[start THE DATA]
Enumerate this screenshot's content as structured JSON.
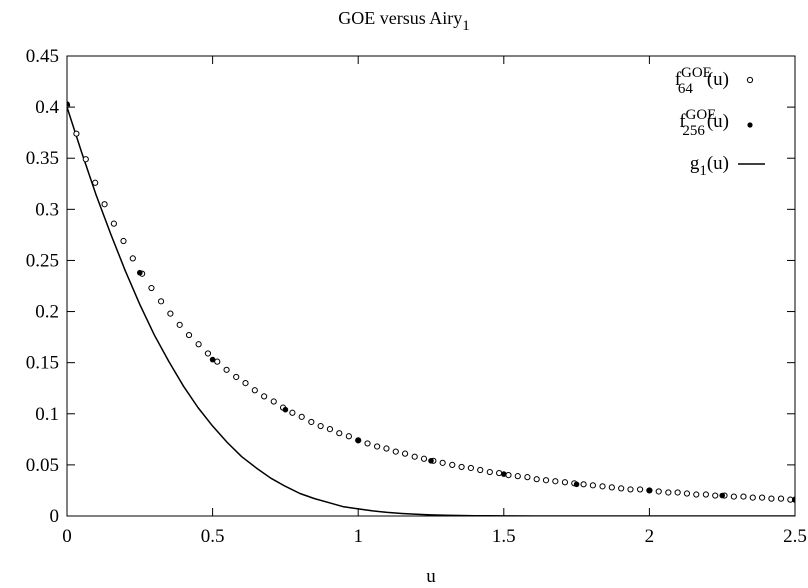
{
  "chart_data": {
    "type": "scatter",
    "title": {
      "main": "GOE versus Airy",
      "sub": "1"
    },
    "xlabel": "u",
    "ylabel": "",
    "xlim": [
      0,
      2.5
    ],
    "ylim": [
      0,
      0.45
    ],
    "xticks": [
      "0",
      "0.5",
      "1",
      "1.5",
      "2",
      "2.5"
    ],
    "yticks": [
      "0",
      "0.05",
      "0.1",
      "0.15",
      "0.2",
      "0.25",
      "0.3",
      "0.35",
      "0.4",
      "0.45"
    ],
    "grid": false,
    "legend_position": "top-right",
    "series": [
      {
        "label": {
          "base": "f",
          "sup": "GOE",
          "sub": "64",
          "arg": "(u)"
        },
        "marker": "open-circle",
        "x": [
          0,
          0.0323,
          0.0645,
          0.0968,
          0.129,
          0.161,
          0.194,
          0.226,
          0.258,
          0.29,
          0.323,
          0.355,
          0.387,
          0.419,
          0.452,
          0.484,
          0.516,
          0.548,
          0.581,
          0.613,
          0.645,
          0.677,
          0.71,
          0.742,
          0.774,
          0.806,
          0.839,
          0.871,
          0.903,
          0.935,
          0.968,
          1.0,
          1.032,
          1.065,
          1.097,
          1.129,
          1.161,
          1.194,
          1.226,
          1.258,
          1.29,
          1.323,
          1.355,
          1.387,
          1.419,
          1.452,
          1.484,
          1.516,
          1.548,
          1.581,
          1.613,
          1.645,
          1.677,
          1.71,
          1.742,
          1.774,
          1.806,
          1.839,
          1.871,
          1.903,
          1.935,
          1.968,
          2.0,
          2.032,
          2.065,
          2.097,
          2.129,
          2.161,
          2.194,
          2.226,
          2.258,
          2.29,
          2.323,
          2.355,
          2.387,
          2.419,
          2.452,
          2.484,
          2.5
        ],
        "y": [
          0.402,
          0.374,
          0.349,
          0.326,
          0.305,
          0.286,
          0.269,
          0.252,
          0.237,
          0.223,
          0.21,
          0.198,
          0.187,
          0.177,
          0.168,
          0.159,
          0.151,
          0.143,
          0.136,
          0.13,
          0.123,
          0.117,
          0.112,
          0.106,
          0.101,
          0.097,
          0.092,
          0.088,
          0.085,
          0.081,
          0.078,
          0.074,
          0.071,
          0.068,
          0.066,
          0.063,
          0.061,
          0.058,
          0.056,
          0.054,
          0.052,
          0.05,
          0.048,
          0.047,
          0.045,
          0.043,
          0.042,
          0.04,
          0.039,
          0.038,
          0.036,
          0.035,
          0.034,
          0.033,
          0.032,
          0.031,
          0.03,
          0.029,
          0.028,
          0.027,
          0.026,
          0.026,
          0.025,
          0.024,
          0.023,
          0.023,
          0.022,
          0.021,
          0.021,
          0.02,
          0.02,
          0.019,
          0.019,
          0.018,
          0.018,
          0.017,
          0.017,
          0.016,
          0.016
        ]
      },
      {
        "label": {
          "base": "f",
          "sup": "GOE",
          "sub": "256",
          "arg": "(u)"
        },
        "marker": "filled-dot",
        "x": [
          0,
          0.25,
          0.5,
          0.75,
          1.0,
          1.25,
          1.5,
          1.75,
          2.0,
          2.25,
          2.5
        ],
        "y": [
          0.403,
          0.238,
          0.153,
          0.104,
          0.074,
          0.054,
          0.041,
          0.031,
          0.025,
          0.02,
          0.016
        ]
      },
      {
        "label": {
          "base": "g",
          "sup": "",
          "sub": "1",
          "arg": "(u)"
        },
        "marker": "line",
        "x": [
          0,
          0.05,
          0.1,
          0.15,
          0.2,
          0.25,
          0.3,
          0.35,
          0.4,
          0.45,
          0.5,
          0.55,
          0.6,
          0.65,
          0.7,
          0.75,
          0.8,
          0.85,
          0.9,
          0.95,
          1.0,
          1.05,
          1.1,
          1.15,
          1.2,
          1.25,
          1.3,
          1.35,
          1.4,
          1.45,
          1.5,
          1.6,
          1.7,
          1.8,
          1.9,
          2.0,
          2.25,
          2.5
        ],
        "y": [
          0.4,
          0.356,
          0.314,
          0.276,
          0.24,
          0.207,
          0.177,
          0.151,
          0.127,
          0.106,
          0.088,
          0.072,
          0.058,
          0.047,
          0.037,
          0.029,
          0.022,
          0.017,
          0.013,
          0.009,
          0.007,
          0.005,
          0.0035,
          0.0025,
          0.0017,
          0.0011,
          0.0007,
          0.0005,
          0.0003,
          0.0002,
          0.0001,
          4e-05,
          2e-05,
          1e-05,
          0,
          0,
          0,
          0
        ]
      }
    ]
  }
}
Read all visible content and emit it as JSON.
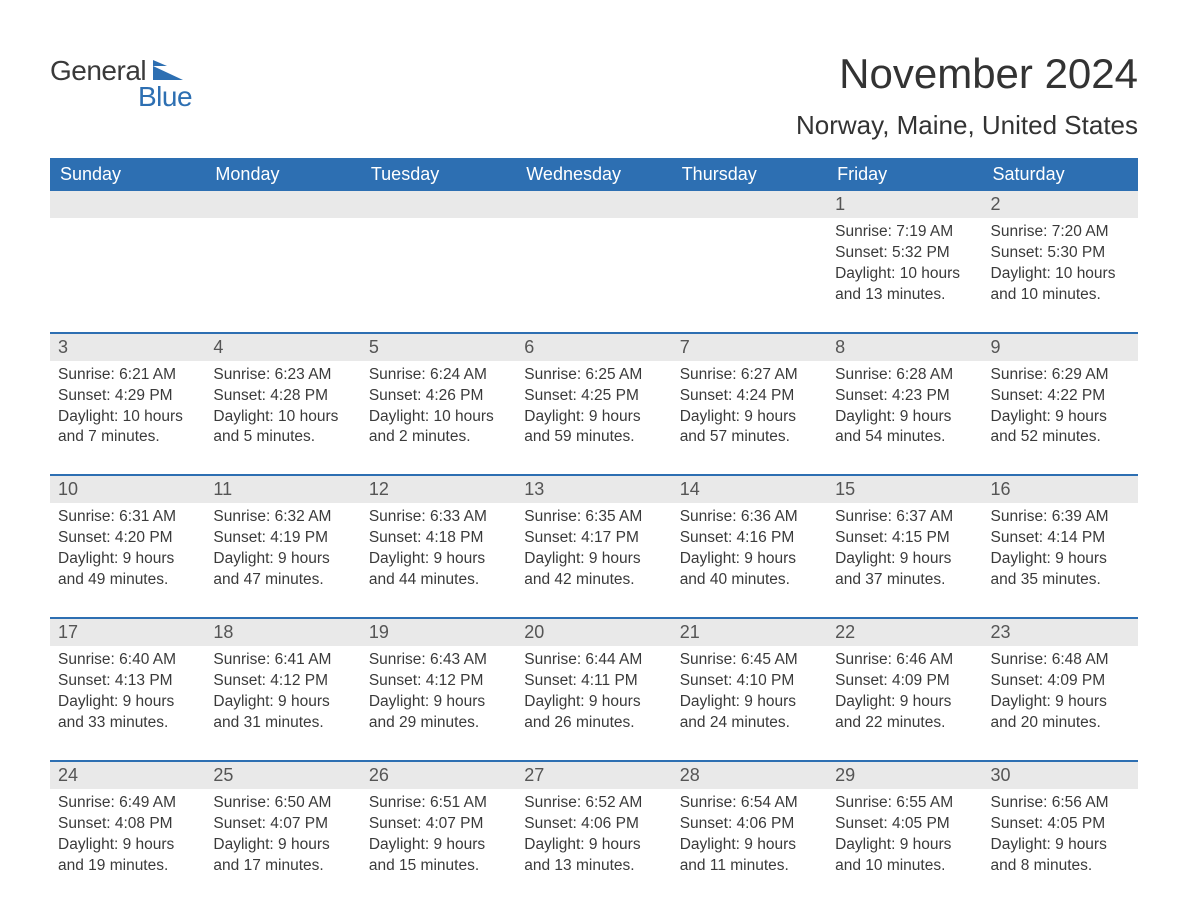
{
  "brand": {
    "text1": "General",
    "text2": "Blue"
  },
  "header": {
    "title": "November 2024",
    "location": "Norway, Maine, United States"
  },
  "colors": {
    "accent": "#2d6fb2",
    "header_row_bg": "#2d6fb2",
    "header_row_text": "#ffffff",
    "daynum_bg": "#e9e9e9",
    "body_text": "#3a3a3a",
    "page_bg": "#ffffff",
    "week_separator": "#2d6fb2"
  },
  "typography": {
    "title_fontsize": 42,
    "location_fontsize": 26,
    "dayheader_fontsize": 18,
    "daynum_fontsize": 18,
    "cell_fontsize": 15.5,
    "font_family": "Arial"
  },
  "columns": [
    "Sunday",
    "Monday",
    "Tuesday",
    "Wednesday",
    "Thursday",
    "Friday",
    "Saturday"
  ],
  "weeks": [
    [
      null,
      null,
      null,
      null,
      null,
      {
        "day": "1",
        "sunrise": "7:19 AM",
        "sunset": "5:32 PM",
        "daylight": "10 hours and 13 minutes."
      },
      {
        "day": "2",
        "sunrise": "7:20 AM",
        "sunset": "5:30 PM",
        "daylight": "10 hours and 10 minutes."
      }
    ],
    [
      {
        "day": "3",
        "sunrise": "6:21 AM",
        "sunset": "4:29 PM",
        "daylight": "10 hours and 7 minutes."
      },
      {
        "day": "4",
        "sunrise": "6:23 AM",
        "sunset": "4:28 PM",
        "daylight": "10 hours and 5 minutes."
      },
      {
        "day": "5",
        "sunrise": "6:24 AM",
        "sunset": "4:26 PM",
        "daylight": "10 hours and 2 minutes."
      },
      {
        "day": "6",
        "sunrise": "6:25 AM",
        "sunset": "4:25 PM",
        "daylight": "9 hours and 59 minutes."
      },
      {
        "day": "7",
        "sunrise": "6:27 AM",
        "sunset": "4:24 PM",
        "daylight": "9 hours and 57 minutes."
      },
      {
        "day": "8",
        "sunrise": "6:28 AM",
        "sunset": "4:23 PM",
        "daylight": "9 hours and 54 minutes."
      },
      {
        "day": "9",
        "sunrise": "6:29 AM",
        "sunset": "4:22 PM",
        "daylight": "9 hours and 52 minutes."
      }
    ],
    [
      {
        "day": "10",
        "sunrise": "6:31 AM",
        "sunset": "4:20 PM",
        "daylight": "9 hours and 49 minutes."
      },
      {
        "day": "11",
        "sunrise": "6:32 AM",
        "sunset": "4:19 PM",
        "daylight": "9 hours and 47 minutes."
      },
      {
        "day": "12",
        "sunrise": "6:33 AM",
        "sunset": "4:18 PM",
        "daylight": "9 hours and 44 minutes."
      },
      {
        "day": "13",
        "sunrise": "6:35 AM",
        "sunset": "4:17 PM",
        "daylight": "9 hours and 42 minutes."
      },
      {
        "day": "14",
        "sunrise": "6:36 AM",
        "sunset": "4:16 PM",
        "daylight": "9 hours and 40 minutes."
      },
      {
        "day": "15",
        "sunrise": "6:37 AM",
        "sunset": "4:15 PM",
        "daylight": "9 hours and 37 minutes."
      },
      {
        "day": "16",
        "sunrise": "6:39 AM",
        "sunset": "4:14 PM",
        "daylight": "9 hours and 35 minutes."
      }
    ],
    [
      {
        "day": "17",
        "sunrise": "6:40 AM",
        "sunset": "4:13 PM",
        "daylight": "9 hours and 33 minutes."
      },
      {
        "day": "18",
        "sunrise": "6:41 AM",
        "sunset": "4:12 PM",
        "daylight": "9 hours and 31 minutes."
      },
      {
        "day": "19",
        "sunrise": "6:43 AM",
        "sunset": "4:12 PM",
        "daylight": "9 hours and 29 minutes."
      },
      {
        "day": "20",
        "sunrise": "6:44 AM",
        "sunset": "4:11 PM",
        "daylight": "9 hours and 26 minutes."
      },
      {
        "day": "21",
        "sunrise": "6:45 AM",
        "sunset": "4:10 PM",
        "daylight": "9 hours and 24 minutes."
      },
      {
        "day": "22",
        "sunrise": "6:46 AM",
        "sunset": "4:09 PM",
        "daylight": "9 hours and 22 minutes."
      },
      {
        "day": "23",
        "sunrise": "6:48 AM",
        "sunset": "4:09 PM",
        "daylight": "9 hours and 20 minutes."
      }
    ],
    [
      {
        "day": "24",
        "sunrise": "6:49 AM",
        "sunset": "4:08 PM",
        "daylight": "9 hours and 19 minutes."
      },
      {
        "day": "25",
        "sunrise": "6:50 AM",
        "sunset": "4:07 PM",
        "daylight": "9 hours and 17 minutes."
      },
      {
        "day": "26",
        "sunrise": "6:51 AM",
        "sunset": "4:07 PM",
        "daylight": "9 hours and 15 minutes."
      },
      {
        "day": "27",
        "sunrise": "6:52 AM",
        "sunset": "4:06 PM",
        "daylight": "9 hours and 13 minutes."
      },
      {
        "day": "28",
        "sunrise": "6:54 AM",
        "sunset": "4:06 PM",
        "daylight": "9 hours and 11 minutes."
      },
      {
        "day": "29",
        "sunrise": "6:55 AM",
        "sunset": "4:05 PM",
        "daylight": "9 hours and 10 minutes."
      },
      {
        "day": "30",
        "sunrise": "6:56 AM",
        "sunset": "4:05 PM",
        "daylight": "9 hours and 8 minutes."
      }
    ]
  ],
  "labels": {
    "sunrise_prefix": "Sunrise: ",
    "sunset_prefix": "Sunset: ",
    "daylight_prefix": "Daylight: "
  }
}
[end THE DATA]
■ PROBLEM TO SOLVE
Provide the number of lines in these entries that hold the word "marker", without any accompanying text.

■ CORRECT ANSWER
3